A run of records
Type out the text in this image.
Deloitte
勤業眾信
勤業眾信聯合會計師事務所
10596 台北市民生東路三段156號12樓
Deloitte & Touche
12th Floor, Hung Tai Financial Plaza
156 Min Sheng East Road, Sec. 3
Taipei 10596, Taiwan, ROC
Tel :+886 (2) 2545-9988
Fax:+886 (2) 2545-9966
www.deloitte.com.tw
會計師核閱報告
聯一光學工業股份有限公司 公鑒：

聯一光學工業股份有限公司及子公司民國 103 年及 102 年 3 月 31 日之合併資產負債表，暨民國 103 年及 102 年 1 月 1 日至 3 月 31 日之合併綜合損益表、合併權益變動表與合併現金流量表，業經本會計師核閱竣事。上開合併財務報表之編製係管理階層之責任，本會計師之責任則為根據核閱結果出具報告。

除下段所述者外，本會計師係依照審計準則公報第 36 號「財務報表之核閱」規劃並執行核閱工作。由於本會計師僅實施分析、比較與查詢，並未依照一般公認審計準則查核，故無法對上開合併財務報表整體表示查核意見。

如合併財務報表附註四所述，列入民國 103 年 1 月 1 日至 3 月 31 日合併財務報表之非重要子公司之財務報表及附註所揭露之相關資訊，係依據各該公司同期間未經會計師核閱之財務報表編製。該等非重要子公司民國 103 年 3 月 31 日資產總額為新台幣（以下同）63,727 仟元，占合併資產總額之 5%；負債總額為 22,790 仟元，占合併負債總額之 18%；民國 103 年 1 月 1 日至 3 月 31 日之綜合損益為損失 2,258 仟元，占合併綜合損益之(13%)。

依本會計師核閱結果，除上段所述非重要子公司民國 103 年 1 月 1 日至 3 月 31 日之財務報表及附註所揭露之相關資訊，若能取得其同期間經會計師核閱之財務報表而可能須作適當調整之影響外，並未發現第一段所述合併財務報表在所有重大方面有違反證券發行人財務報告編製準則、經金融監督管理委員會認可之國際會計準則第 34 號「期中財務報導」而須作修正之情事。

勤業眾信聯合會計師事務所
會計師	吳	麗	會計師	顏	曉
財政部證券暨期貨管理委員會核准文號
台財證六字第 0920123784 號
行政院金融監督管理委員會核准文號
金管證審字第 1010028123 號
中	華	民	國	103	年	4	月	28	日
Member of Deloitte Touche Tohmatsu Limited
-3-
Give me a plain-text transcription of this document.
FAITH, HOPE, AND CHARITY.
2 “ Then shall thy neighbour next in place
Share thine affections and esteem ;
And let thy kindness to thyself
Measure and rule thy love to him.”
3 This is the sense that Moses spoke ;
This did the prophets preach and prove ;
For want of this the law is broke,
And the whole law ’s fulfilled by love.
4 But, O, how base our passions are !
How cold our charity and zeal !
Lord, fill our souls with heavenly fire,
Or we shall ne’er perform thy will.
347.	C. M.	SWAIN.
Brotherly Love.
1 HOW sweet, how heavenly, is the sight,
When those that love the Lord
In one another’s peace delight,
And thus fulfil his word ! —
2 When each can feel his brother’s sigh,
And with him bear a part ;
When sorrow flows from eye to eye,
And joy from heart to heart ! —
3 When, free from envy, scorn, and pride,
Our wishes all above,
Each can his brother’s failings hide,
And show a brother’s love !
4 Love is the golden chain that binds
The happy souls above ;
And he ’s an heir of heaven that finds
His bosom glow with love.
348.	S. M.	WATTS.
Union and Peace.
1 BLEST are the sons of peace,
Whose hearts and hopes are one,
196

* _Given problem_
Identify and list each line with the word "Touche".

* _Full solution_
Deloitte & Touche
Member of Deloitte Touche Tohmatsu Limited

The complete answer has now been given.